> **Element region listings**
————

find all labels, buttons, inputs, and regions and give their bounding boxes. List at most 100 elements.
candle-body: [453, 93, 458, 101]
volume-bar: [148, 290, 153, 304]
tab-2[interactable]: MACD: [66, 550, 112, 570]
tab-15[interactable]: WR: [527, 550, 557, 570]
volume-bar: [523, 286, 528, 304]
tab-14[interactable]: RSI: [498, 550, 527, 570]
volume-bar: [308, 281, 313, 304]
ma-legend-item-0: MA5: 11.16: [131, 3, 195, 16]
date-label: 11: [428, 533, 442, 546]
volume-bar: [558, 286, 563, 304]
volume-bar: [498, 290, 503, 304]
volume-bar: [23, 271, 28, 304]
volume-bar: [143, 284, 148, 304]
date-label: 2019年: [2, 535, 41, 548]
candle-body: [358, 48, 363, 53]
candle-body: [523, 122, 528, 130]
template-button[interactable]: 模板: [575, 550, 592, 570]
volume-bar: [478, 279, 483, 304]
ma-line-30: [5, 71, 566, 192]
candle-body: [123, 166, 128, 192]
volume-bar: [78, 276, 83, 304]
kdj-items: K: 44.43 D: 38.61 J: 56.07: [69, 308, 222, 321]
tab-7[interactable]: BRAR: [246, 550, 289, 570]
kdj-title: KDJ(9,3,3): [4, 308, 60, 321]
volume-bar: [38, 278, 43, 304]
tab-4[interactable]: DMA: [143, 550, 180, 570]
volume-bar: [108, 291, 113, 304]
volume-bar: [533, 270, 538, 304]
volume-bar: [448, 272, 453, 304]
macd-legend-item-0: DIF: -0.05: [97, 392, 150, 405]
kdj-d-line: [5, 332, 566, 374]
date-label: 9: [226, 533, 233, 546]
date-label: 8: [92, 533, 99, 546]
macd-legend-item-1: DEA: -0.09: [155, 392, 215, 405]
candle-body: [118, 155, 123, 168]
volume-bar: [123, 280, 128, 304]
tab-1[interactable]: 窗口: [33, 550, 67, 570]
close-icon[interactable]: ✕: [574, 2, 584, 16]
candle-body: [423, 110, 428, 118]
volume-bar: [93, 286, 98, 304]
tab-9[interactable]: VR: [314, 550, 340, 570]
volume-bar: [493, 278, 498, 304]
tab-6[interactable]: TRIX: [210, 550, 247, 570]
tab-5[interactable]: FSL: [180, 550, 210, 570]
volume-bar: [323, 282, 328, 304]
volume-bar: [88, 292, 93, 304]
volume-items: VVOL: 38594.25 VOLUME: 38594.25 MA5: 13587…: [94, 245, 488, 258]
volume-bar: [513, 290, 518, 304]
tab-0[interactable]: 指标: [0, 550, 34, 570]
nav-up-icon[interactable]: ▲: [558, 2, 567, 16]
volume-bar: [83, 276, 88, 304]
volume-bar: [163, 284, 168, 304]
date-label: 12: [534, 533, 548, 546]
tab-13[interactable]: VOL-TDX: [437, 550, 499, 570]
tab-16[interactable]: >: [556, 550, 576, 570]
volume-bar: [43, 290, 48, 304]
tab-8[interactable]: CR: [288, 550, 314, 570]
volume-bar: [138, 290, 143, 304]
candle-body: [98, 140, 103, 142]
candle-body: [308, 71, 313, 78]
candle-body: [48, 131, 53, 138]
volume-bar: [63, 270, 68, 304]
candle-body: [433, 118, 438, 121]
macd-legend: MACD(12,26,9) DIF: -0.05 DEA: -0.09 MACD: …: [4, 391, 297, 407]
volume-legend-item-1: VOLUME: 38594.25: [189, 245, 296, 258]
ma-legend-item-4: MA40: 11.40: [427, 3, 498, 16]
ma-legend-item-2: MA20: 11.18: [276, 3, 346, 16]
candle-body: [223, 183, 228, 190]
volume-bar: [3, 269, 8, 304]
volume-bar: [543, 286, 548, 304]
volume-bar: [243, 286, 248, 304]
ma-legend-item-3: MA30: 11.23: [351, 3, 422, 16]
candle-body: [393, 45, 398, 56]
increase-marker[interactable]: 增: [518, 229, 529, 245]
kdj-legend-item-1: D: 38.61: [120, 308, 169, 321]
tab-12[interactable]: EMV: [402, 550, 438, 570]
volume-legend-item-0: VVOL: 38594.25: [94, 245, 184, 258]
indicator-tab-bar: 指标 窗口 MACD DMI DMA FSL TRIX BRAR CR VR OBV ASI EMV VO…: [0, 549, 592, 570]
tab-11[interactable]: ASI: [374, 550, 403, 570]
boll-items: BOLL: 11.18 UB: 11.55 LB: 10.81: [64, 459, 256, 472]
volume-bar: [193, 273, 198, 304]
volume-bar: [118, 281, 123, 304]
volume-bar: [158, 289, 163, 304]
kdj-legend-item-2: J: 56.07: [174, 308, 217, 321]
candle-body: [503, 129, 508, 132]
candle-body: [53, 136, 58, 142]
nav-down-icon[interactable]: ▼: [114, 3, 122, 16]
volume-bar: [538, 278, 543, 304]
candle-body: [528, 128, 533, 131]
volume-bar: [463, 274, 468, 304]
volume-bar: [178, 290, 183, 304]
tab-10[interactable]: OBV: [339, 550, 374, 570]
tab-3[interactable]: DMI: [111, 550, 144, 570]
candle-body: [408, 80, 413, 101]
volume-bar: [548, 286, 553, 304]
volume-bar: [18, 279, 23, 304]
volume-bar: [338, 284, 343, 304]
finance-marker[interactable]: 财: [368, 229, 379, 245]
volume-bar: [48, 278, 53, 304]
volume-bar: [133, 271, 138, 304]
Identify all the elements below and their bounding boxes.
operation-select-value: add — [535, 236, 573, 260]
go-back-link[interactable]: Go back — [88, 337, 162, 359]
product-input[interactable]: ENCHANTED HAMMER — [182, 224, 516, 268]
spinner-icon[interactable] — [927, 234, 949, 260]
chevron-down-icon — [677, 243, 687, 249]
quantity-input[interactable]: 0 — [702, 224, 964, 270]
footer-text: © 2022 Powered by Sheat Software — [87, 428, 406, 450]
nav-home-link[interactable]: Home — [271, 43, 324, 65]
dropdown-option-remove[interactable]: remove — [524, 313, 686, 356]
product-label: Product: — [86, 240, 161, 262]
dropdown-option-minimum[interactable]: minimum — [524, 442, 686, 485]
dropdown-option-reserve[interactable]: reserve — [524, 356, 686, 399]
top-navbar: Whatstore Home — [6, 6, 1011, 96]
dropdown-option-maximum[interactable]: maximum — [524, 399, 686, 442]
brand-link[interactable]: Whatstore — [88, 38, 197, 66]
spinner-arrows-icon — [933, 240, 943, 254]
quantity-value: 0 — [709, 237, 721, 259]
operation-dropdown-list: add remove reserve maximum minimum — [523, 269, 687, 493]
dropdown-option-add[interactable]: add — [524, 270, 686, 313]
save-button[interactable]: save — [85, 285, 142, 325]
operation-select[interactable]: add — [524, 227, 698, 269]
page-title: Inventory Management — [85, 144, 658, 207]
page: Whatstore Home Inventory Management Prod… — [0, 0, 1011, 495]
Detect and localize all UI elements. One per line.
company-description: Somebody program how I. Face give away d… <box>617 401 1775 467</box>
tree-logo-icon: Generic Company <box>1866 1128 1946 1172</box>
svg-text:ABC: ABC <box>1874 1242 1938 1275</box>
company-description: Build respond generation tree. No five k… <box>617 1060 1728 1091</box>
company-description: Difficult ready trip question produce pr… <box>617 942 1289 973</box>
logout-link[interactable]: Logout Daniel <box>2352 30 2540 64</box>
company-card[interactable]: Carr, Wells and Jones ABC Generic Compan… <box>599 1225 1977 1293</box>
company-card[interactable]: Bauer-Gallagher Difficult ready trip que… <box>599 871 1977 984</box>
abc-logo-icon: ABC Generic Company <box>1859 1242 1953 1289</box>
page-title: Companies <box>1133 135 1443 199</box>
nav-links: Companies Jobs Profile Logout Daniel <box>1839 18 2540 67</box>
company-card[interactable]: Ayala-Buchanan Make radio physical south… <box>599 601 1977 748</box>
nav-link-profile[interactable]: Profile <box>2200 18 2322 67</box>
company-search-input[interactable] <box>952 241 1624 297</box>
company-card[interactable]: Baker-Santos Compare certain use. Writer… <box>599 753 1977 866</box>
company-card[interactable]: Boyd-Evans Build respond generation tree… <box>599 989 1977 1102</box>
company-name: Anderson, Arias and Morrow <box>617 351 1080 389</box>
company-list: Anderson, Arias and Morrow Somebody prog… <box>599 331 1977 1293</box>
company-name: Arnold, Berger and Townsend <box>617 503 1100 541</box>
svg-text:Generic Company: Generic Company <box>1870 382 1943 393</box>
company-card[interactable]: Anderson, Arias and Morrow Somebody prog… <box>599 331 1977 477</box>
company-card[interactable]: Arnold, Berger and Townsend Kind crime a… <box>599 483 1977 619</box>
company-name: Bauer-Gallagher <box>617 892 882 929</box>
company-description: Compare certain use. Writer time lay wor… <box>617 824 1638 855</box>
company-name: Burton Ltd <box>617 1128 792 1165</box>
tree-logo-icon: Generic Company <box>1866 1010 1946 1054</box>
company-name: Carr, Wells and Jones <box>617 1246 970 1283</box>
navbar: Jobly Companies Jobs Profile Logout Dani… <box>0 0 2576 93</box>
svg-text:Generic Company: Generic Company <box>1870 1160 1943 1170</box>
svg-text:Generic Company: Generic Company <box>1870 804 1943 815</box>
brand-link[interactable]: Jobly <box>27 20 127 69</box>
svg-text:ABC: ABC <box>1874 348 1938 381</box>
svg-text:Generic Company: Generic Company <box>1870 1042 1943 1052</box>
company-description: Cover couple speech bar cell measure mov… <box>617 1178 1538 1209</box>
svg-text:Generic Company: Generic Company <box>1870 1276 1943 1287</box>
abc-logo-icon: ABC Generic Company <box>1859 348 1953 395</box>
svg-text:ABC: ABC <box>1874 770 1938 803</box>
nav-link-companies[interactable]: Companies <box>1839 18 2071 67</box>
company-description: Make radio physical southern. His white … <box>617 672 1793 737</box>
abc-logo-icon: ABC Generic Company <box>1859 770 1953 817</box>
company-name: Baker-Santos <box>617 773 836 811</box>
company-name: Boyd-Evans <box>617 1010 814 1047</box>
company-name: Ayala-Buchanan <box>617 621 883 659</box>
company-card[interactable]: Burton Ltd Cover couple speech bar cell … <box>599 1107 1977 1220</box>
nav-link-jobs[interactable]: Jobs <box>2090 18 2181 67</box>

————

Transcribe the listing verbatim, everything from its first line down to and including the line that contains "volume-bar: [163, 284, 168, 304]".

find all labels, buttons, inputs, and regions and give their bounding boxes. List at most 100 elements.
candle-body: [453, 93, 458, 101]
volume-bar: [148, 290, 153, 304]
tab-2[interactable]: MACD: [66, 550, 112, 570]
tab-15[interactable]: WR: [527, 550, 557, 570]
volume-bar: [523, 286, 528, 304]
tab-14[interactable]: RSI: [498, 550, 527, 570]
volume-bar: [308, 281, 313, 304]
ma-legend-item-0: MA5: 11.16: [131, 3, 195, 16]
date-label: 11: [428, 533, 442, 546]
volume-bar: [558, 286, 563, 304]
volume-bar: [498, 290, 503, 304]
volume-bar: [23, 271, 28, 304]
volume-bar: [143, 284, 148, 304]
date-label: 2019年: [2, 535, 41, 548]
candle-body: [358, 48, 363, 53]
candle-body: [523, 122, 528, 130]
template-button[interactable]: 模板: [575, 550, 592, 570]
volume-bar: [478, 279, 483, 304]
ma-line-30: [5, 71, 566, 192]
candle-body: [123, 166, 128, 192]
volume-bar: [78, 276, 83, 304]
kdj-items: K: 44.43 D: 38.61 J: 56.07: [69, 308, 222, 321]
tab-7[interactable]: BRAR: [246, 550, 289, 570]
kdj-title: KDJ(9,3,3): [4, 308, 60, 321]
volume-bar: [38, 278, 43, 304]
tab-4[interactable]: DMA: [143, 550, 180, 570]
volume-bar: [108, 291, 113, 304]
volume-bar: [533, 270, 538, 304]
volume-bar: [448, 272, 453, 304]
macd-legend-item-0: DIF: -0.05: [97, 392, 150, 405]
kdj-d-line: [5, 332, 566, 374]
date-label: 9: [226, 533, 233, 546]
date-label: 8: [92, 533, 99, 546]
macd-legend-item-1: DEA: -0.09: [155, 392, 215, 405]
candle-body: [118, 155, 123, 168]
volume-bar: [123, 280, 128, 304]
tab-1[interactable]: 窗口: [33, 550, 67, 570]
close-icon[interactable]: ✕: [574, 2, 584, 16]
candle-body: [423, 110, 428, 118]
volume-bar: [93, 286, 98, 304]
tab-9[interactable]: VR: [314, 550, 340, 570]
volume-bar: [493, 278, 498, 304]
tab-6[interactable]: TRIX: [210, 550, 247, 570]
tab-5[interactable]: FSL: [180, 550, 210, 570]
volume-bar: [323, 282, 328, 304]
volume-bar: [88, 292, 93, 304]
volume-items: VVOL: 38594.25 VOLUME: 38594.25 MA5: 13587…: [94, 245, 488, 258]
volume-bar: [513, 290, 518, 304]
tab-0[interactable]: 指标: [0, 550, 34, 570]
nav-up-icon[interactable]: ▲: [558, 2, 567, 16]
volume-bar: [83, 276, 88, 304]
volume-bar: [163, 284, 168, 304]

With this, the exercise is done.